Objective – Extract all of the entries and set them down verbatim.

* BEGIN *

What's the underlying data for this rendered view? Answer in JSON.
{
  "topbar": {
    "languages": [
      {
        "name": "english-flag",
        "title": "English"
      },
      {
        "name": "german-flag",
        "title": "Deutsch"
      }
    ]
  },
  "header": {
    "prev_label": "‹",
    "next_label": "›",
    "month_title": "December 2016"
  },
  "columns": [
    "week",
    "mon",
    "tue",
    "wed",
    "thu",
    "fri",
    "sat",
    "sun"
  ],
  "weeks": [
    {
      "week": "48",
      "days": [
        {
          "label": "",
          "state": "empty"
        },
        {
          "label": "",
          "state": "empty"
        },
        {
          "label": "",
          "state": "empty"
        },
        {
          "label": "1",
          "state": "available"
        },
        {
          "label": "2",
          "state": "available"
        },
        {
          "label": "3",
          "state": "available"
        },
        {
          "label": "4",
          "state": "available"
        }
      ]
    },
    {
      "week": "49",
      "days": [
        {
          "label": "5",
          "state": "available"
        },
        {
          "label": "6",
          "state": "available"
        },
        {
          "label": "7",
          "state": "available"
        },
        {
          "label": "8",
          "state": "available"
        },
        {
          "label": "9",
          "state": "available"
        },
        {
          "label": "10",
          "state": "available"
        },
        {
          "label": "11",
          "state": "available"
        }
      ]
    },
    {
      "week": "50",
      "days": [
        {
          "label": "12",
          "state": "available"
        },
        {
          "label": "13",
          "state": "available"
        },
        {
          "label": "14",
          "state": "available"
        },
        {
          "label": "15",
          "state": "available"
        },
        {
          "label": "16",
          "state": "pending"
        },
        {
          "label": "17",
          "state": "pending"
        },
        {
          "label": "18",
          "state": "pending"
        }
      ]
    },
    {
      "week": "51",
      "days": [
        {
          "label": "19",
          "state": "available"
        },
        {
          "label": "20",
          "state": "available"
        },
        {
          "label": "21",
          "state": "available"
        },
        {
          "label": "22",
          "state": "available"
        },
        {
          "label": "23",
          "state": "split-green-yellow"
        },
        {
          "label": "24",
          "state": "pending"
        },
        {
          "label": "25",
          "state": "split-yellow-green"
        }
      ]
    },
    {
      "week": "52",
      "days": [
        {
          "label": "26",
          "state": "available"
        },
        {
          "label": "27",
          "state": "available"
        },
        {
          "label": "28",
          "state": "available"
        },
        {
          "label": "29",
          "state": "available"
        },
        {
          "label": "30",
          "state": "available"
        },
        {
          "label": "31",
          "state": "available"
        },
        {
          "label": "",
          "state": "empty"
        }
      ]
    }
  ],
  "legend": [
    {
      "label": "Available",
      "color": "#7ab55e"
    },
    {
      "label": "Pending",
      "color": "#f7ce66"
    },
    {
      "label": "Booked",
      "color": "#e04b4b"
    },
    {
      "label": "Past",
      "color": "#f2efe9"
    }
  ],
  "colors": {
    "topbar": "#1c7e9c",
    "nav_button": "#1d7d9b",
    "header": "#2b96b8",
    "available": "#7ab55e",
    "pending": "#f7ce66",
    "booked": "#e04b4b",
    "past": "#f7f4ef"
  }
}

* END *

Answer below –
What's the underlying data for this rendered view? Answer in JSON.
{
  "topbar": {
    "languages": [
      {
        "name": "english-flag",
        "title": "English"
      },
      {
        "name": "german-flag",
        "title": "Deutsch"
      }
    ]
  },
  "header": {
    "prev_label": "‹",
    "next_label": "›",
    "month_title": "December 2016"
  },
  "columns": [
    "week",
    "mon",
    "tue",
    "wed",
    "thu",
    "fri",
    "sat",
    "sun"
  ],
  "weeks": [
    {
      "week": "48",
      "days": [
        {
          "label": "",
          "state": "empty"
        },
        {
          "label": "",
          "state": "empty"
        },
        {
          "label": "",
          "state": "empty"
        },
        {
          "label": "1",
          "state": "available"
        },
        {
          "label": "2",
          "state": "available"
        },
        {
          "label": "3",
          "state": "available"
        },
        {
          "label": "4",
          "state": "available"
        }
      ]
    },
    {
      "week": "49",
      "days": [
        {
          "label": "5",
          "state": "available"
        },
        {
          "label": "6",
          "state": "available"
        },
        {
          "label": "7",
          "state": "available"
        },
        {
          "label": "8",
          "state": "available"
        },
        {
          "label": "9",
          "state": "available"
        },
        {
          "label": "10",
          "state": "available"
        },
        {
          "label": "11",
          "state": "available"
        }
      ]
    },
    {
      "week": "50",
      "days": [
        {
          "label": "12",
          "state": "available"
        },
        {
          "label": "13",
          "state": "available"
        },
        {
          "label": "14",
          "state": "available"
        },
        {
          "label": "15",
          "state": "available"
        },
        {
          "label": "16",
          "state": "pending"
        },
        {
          "label": "17",
          "state": "pending"
        },
        {
          "label": "18",
          "state": "pending"
        }
      ]
    },
    {
      "week": "51",
      "days": [
        {
          "label": "19",
          "state": "available"
        },
        {
          "label": "20",
          "state": "available"
        },
        {
          "label": "21",
          "state": "available"
        },
        {
          "label": "22",
          "state": "available"
        },
        {
          "label": "23",
          "state": "split-green-yellow"
        },
        {
          "label": "24",
          "state": "pending"
        },
        {
          "label": "25",
          "state": "split-yellow-green"
        }
      ]
    },
    {
      "week": "52",
      "days": [
        {
          "label": "26",
          "state": "available"
        },
        {
          "label": "27",
          "state": "available"
        },
        {
          "label": "28",
          "state": "available"
        },
        {
          "label": "29",
          "state": "available"
        },
        {
          "label": "30",
          "state": "available"
        },
        {
          "label": "31",
          "state": "available"
        },
        {
          "label": "",
          "state": "empty"
        }
      ]
    }
  ],
  "legend": [
    {
      "label": "Available",
      "color": "#7ab55e"
    },
    {
      "label": "Pending",
      "color": "#f7ce66"
    },
    {
      "label": "Booked",
      "color": "#e04b4b"
    },
    {
      "label": "Past",
      "color": "#f2efe9"
    }
  ],
  "colors": {
    "topbar": "#1c7e9c",
    "nav_button": "#1d7d9b",
    "header": "#2b96b8",
    "available": "#7ab55e",
    "pending": "#f7ce66",
    "booked": "#e04b4b",
    "past": "#f7f4ef"
  }
}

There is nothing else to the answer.